From the entries below, pull out each line where "surface" appears.

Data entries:
Begin

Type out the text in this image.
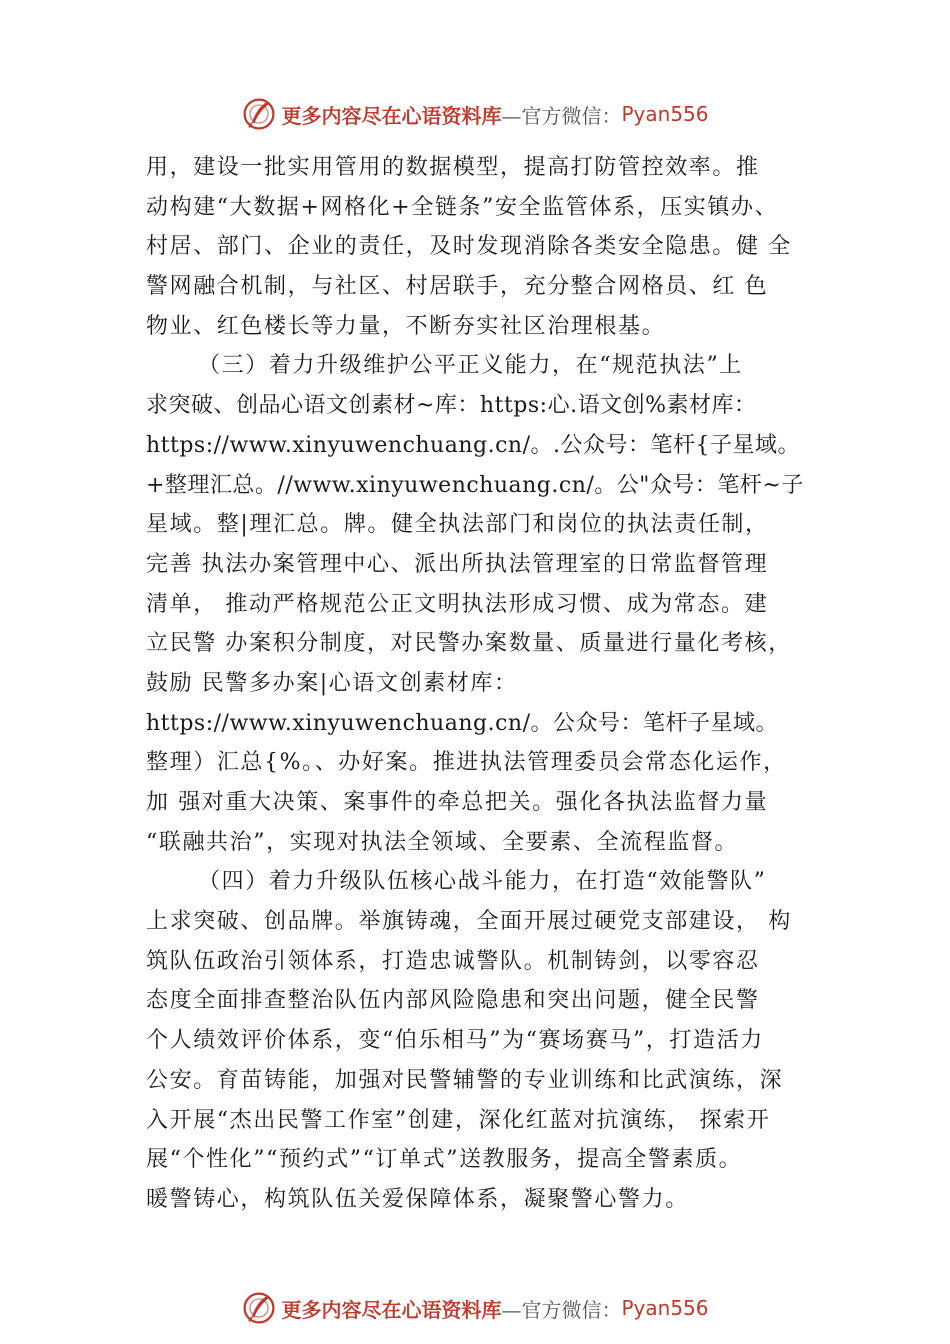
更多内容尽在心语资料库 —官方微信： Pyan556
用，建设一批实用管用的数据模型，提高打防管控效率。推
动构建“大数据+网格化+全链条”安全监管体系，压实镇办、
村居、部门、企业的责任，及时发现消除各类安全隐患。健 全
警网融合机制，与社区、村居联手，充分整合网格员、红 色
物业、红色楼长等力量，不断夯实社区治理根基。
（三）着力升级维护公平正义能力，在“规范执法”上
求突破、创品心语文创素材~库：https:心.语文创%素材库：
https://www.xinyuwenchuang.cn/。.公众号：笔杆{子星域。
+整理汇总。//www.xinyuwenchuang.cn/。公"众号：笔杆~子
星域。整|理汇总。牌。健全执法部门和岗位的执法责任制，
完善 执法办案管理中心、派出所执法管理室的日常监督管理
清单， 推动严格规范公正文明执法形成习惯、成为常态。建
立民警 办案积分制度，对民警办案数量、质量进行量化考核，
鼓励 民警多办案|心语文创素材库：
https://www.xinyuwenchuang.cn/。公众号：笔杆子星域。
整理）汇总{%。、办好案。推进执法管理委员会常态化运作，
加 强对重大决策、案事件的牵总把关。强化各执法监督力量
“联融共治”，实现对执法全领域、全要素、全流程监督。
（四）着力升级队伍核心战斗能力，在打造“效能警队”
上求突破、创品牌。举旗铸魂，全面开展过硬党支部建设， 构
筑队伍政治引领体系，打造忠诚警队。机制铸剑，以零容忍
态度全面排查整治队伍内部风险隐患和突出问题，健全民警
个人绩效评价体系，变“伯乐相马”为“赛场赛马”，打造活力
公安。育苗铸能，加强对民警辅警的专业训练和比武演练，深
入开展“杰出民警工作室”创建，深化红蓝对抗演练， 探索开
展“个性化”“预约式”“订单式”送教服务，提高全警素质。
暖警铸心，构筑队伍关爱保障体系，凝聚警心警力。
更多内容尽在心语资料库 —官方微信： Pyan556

End
Begin

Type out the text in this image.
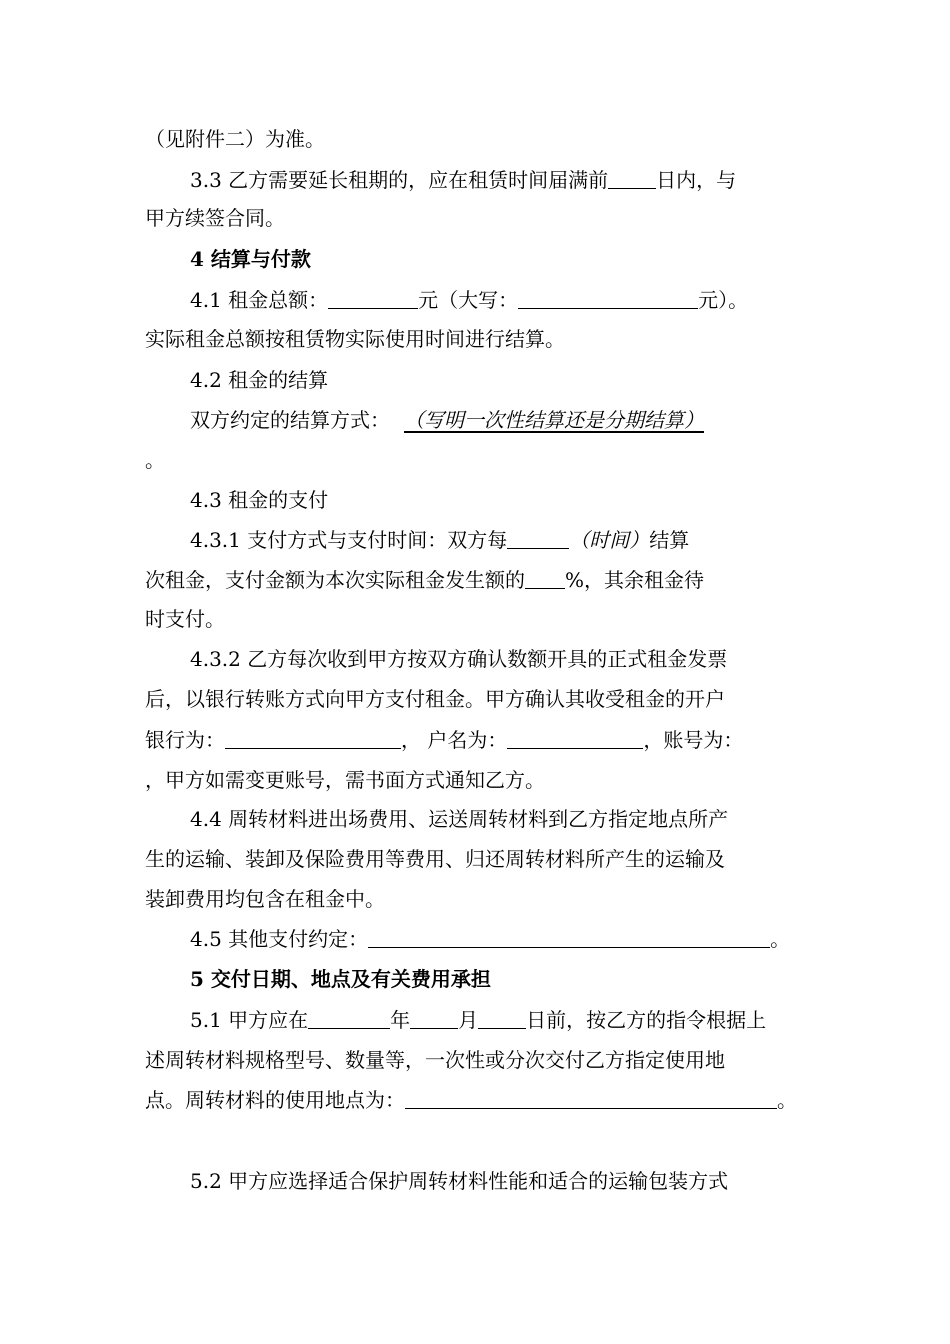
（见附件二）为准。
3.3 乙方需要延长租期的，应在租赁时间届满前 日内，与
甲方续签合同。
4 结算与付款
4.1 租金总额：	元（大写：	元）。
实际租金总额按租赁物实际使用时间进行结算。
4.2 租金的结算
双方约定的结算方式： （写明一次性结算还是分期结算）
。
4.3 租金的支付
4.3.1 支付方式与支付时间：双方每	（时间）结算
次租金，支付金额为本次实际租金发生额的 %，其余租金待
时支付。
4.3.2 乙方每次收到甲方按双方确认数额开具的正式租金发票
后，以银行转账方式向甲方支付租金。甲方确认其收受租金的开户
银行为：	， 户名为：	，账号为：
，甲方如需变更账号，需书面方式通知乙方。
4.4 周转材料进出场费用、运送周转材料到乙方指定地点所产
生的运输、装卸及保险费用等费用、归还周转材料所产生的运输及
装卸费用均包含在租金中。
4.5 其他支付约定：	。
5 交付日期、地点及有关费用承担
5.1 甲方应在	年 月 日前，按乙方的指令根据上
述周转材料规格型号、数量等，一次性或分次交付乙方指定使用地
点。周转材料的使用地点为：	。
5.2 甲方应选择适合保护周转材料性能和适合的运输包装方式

End
Begin

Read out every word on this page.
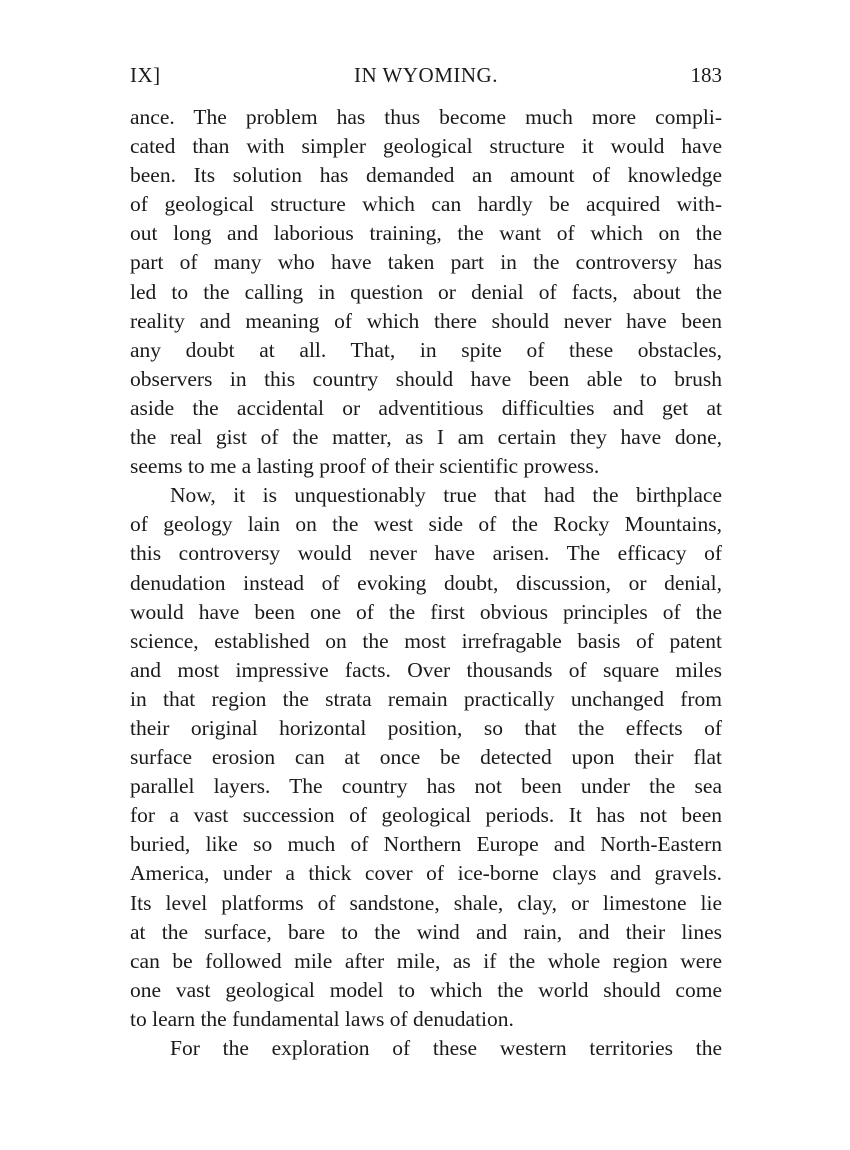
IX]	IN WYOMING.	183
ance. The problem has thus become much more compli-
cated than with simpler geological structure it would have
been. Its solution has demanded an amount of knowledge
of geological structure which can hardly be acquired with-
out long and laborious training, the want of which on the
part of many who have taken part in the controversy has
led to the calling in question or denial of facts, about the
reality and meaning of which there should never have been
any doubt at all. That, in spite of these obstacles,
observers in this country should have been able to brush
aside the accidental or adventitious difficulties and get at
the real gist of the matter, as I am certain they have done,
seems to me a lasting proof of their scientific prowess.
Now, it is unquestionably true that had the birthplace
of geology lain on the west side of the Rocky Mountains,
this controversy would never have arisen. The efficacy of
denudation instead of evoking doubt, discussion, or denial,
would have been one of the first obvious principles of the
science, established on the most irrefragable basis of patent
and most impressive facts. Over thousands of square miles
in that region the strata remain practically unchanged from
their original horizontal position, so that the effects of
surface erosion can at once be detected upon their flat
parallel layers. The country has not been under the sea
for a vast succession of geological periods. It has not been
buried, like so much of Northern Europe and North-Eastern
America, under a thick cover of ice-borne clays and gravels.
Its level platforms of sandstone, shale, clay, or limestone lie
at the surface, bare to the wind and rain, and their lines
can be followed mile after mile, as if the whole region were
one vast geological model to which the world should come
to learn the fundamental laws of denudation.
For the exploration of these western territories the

End

▸ Written answer
surface erosion can at once be detected upon their flat
at the surface, bare to the wind and rain, and their lines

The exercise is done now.